* **The input**

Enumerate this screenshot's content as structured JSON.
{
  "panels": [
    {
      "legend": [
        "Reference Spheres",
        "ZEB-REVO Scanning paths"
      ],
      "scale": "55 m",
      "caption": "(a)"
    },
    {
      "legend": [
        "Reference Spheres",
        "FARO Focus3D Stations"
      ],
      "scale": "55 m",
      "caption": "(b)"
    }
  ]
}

* **Required work**
All of the material above needs to be retyped word for word.

* **The output**
Enumerate this screenshot's content as structured JSON.
{
  "panels": [
    {
      "legend": [
        "Reference Spheres",
        "ZEB-REVO Scanning paths"
      ],
      "scale": "55 m",
      "caption": "(a)"
    },
    {
      "legend": [
        "Reference Spheres",
        "FARO Focus3D Stations"
      ],
      "scale": "55 m",
      "caption": "(b)"
    }
  ]
}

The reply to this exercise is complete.